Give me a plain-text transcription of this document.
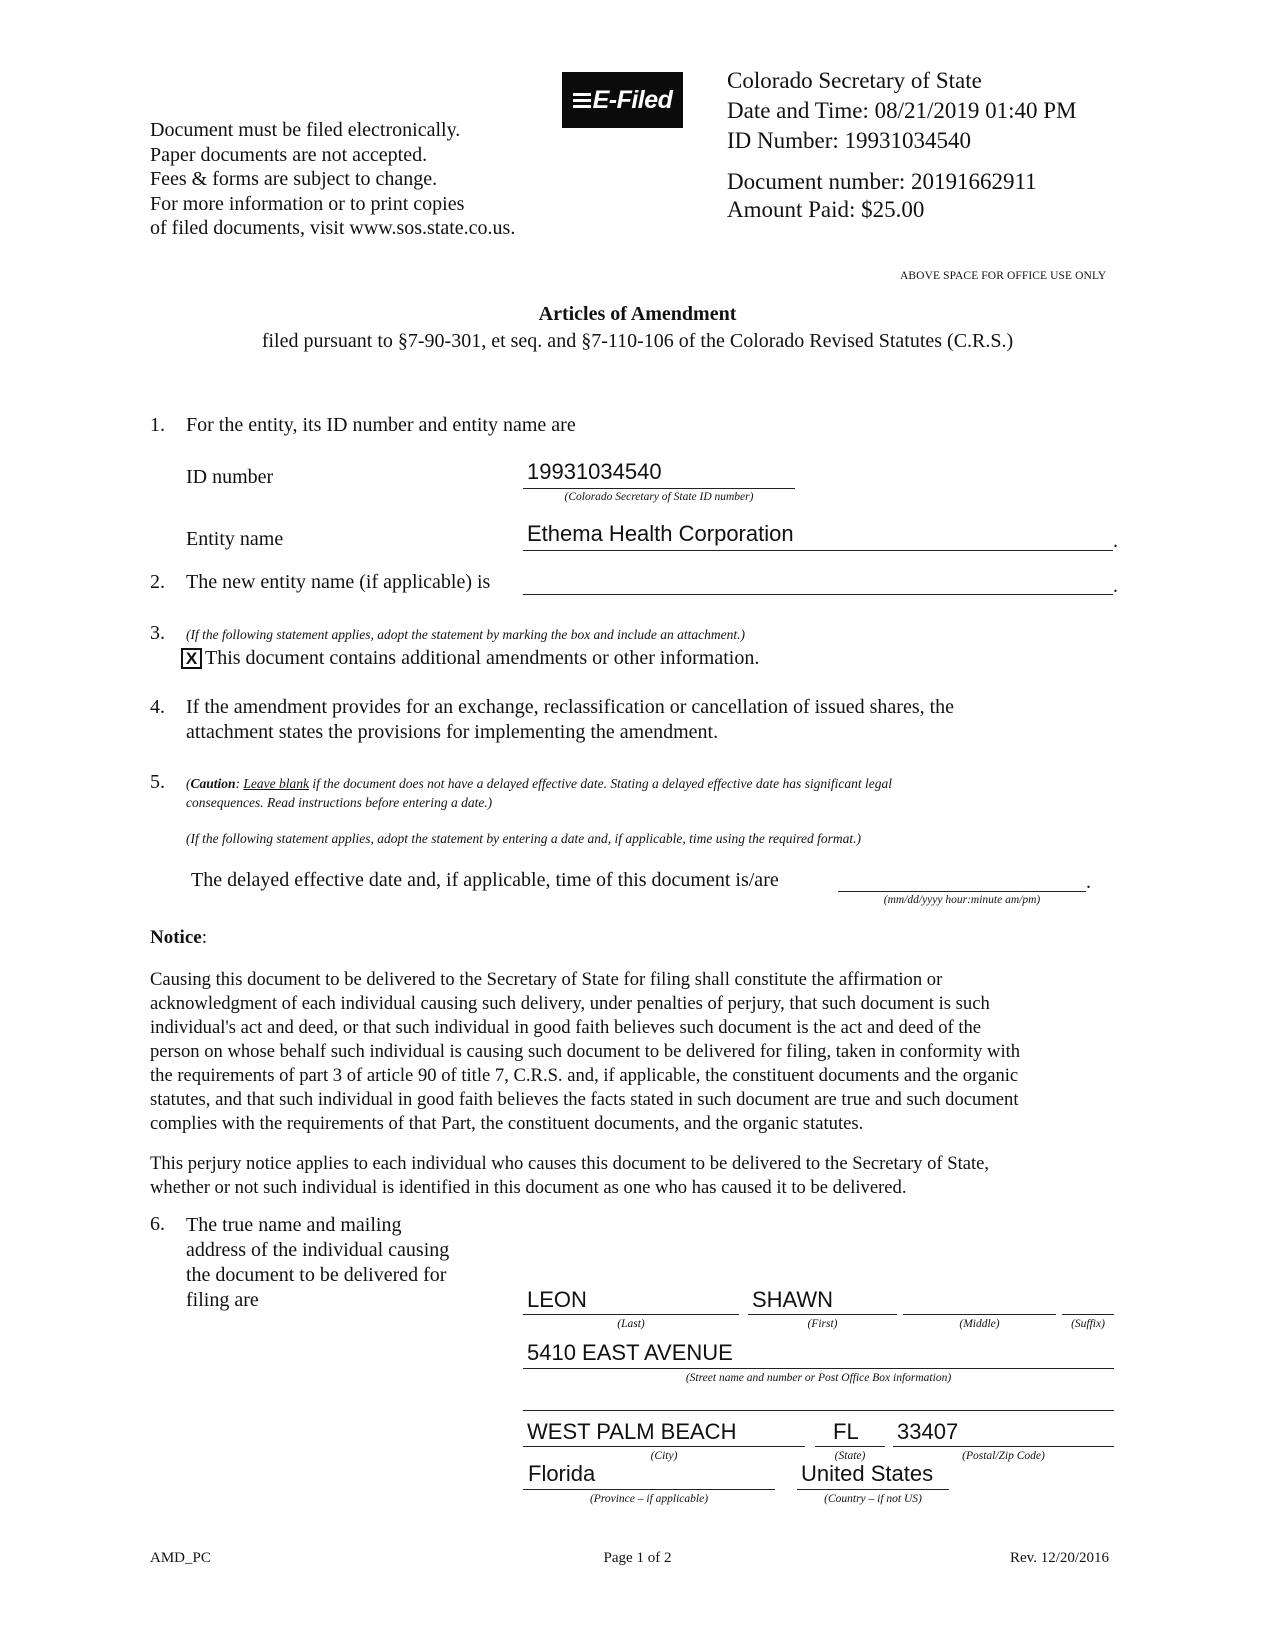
Document must be filed electronically.
Paper documents are not accepted.
Fees & forms are subject to change.
For more information or to print copies
of filed documents, visit www.sos.state.co.us.
E-Filed
Colorado Secretary of State
Date and Time: 08/21/2019 01:40 PM
ID Number: 19931034540
Document number: 20191662911
Amount Paid: $25.00
ABOVE SPACE FOR OFFICE USE ONLY
Articles of Amendment
filed pursuant to §7-90-301, et seq. and §7-110-106 of the Colorado Revised Statutes (C.R.S.)
1. For the entity, its ID number and entity name are
ID number	19931034540
(Colorado Secretary of State ID number)
Entity name	Ethema Health Corporation	.
2. The new entity name (if applicable) is	.
3. (If the following statement applies, adopt the statement by marking the box and include an attachment.)
X This document contains additional amendments or other information.
4. If the amendment provides for an exchange, reclassification or cancellation of issued shares, the
attachment states the provisions for implementing the amendment.
5. (Caution: Leave blank if the document does not have a delayed effective date. Stating a delayed effective date has significant legal
consequences. Read instructions before entering a date.)
(If the following statement applies, adopt the statement by entering a date and, if applicable, time using the required format.)
The delayed effective date and, if applicable, time of this document is/are	.
(mm/dd/yyyy hour:minute am/pm)
Notice:
Causing this document to be delivered to the Secretary of State for filing shall constitute the affirmation or
acknowledgment of each individual causing such delivery, under penalties of perjury, that such document is such
individual's act and deed, or that such individual in good faith believes such document is the act and deed of the
person on whose behalf such individual is causing such document to be delivered for filing, taken in conformity with
the requirements of part 3 of article 90 of title 7, C.R.S. and, if applicable, the constituent documents and the organic
statutes, and that such individual in good faith believes the facts stated in such document are true and such document
complies with the requirements of that Part, the constituent documents, and the organic statutes.
This perjury notice applies to each individual who causes this document to be delivered to the Secretary of State,
whether or not such individual is identified in this document as one who has caused it to be delivered.
6. The true name and mailing
address of the individual causing
the document to be delivered for
filing are	LEON
(Last)
SHAWN
(First)	(Middle)	(Suffix)
5410 EAST AVENUE
(Street name and number or Post Office Box information)
WEST PALM BEACH
(City)
FL
(State)
33407
(Postal/Zip Code)
Florida
(Province – if applicable)
United States
(Country – if not US)
AMD_PC	Page 1 of 2	Rev. 12/20/2016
......
**Written request:**
Transcribe every entry above exactly. Omit all pictures.

**Finished exercise:**
Give me a plain-text transcription of this document.
Document must be filed electronically.
Paper documents are not accepted.
Fees & forms are subject to change.
For more information or to print copies
of filed documents, visit www.sos.state.co.us.
E-Filed
Colorado Secretary of State
Date and Time: 08/21/2019 01:40 PM
ID Number: 19931034540
Document number: 20191662911
Amount Paid: $25.00
ABOVE SPACE FOR OFFICE USE ONLY
Articles of Amendment
filed pursuant to §7-90-301, et seq. and §7-110-106 of the Colorado Revised Statutes (C.R.S.)
1. For the entity, its ID number and entity name are
ID number	19931034540
(Colorado Secretary of State ID number)
Entity name	Ethema Health Corporation	.
2. The new entity name (if applicable) is	.
3. (If the following statement applies, adopt the statement by marking the box and include an attachment.)
X This document contains additional amendments or other information.
4. If the amendment provides for an exchange, reclassification or cancellation of issued shares, the
attachment states the provisions for implementing the amendment.
5. (Caution: Leave blank if the document does not have a delayed effective date. Stating a delayed effective date has significant legal
consequences. Read instructions before entering a date.)
(If the following statement applies, adopt the statement by entering a date and, if applicable, time using the required format.)
The delayed effective date and, if applicable, time of this document is/are	.
(mm/dd/yyyy hour:minute am/pm)
Notice:
Causing this document to be delivered to the Secretary of State for filing shall constitute the affirmation or
acknowledgment of each individual causing such delivery, under penalties of perjury, that such document is such
individual's act and deed, or that such individual in good faith believes such document is the act and deed of the
person on whose behalf such individual is causing such document to be delivered for filing, taken in conformity with
the requirements of part 3 of article 90 of title 7, C.R.S. and, if applicable, the constituent documents and the organic
statutes, and that such individual in good faith believes the facts stated in such document are true and such document
complies with the requirements of that Part, the constituent documents, and the organic statutes.
This perjury notice applies to each individual who causes this document to be delivered to the Secretary of State,
whether or not such individual is identified in this document as one who has caused it to be delivered.
6. The true name and mailing
address of the individual causing
the document to be delivered for
filing are	LEON
(Last)
SHAWN
(First)	(Middle)	(Suffix)
5410 EAST AVENUE
(Street name and number or Post Office Box information)
WEST PALM BEACH
(City)
FL
(State)
33407
(Postal/Zip Code)
Florida
(Province – if applicable)
United States
(Country – if not US)
AMD_PC	Page 1 of 2	Rev. 12/20/2016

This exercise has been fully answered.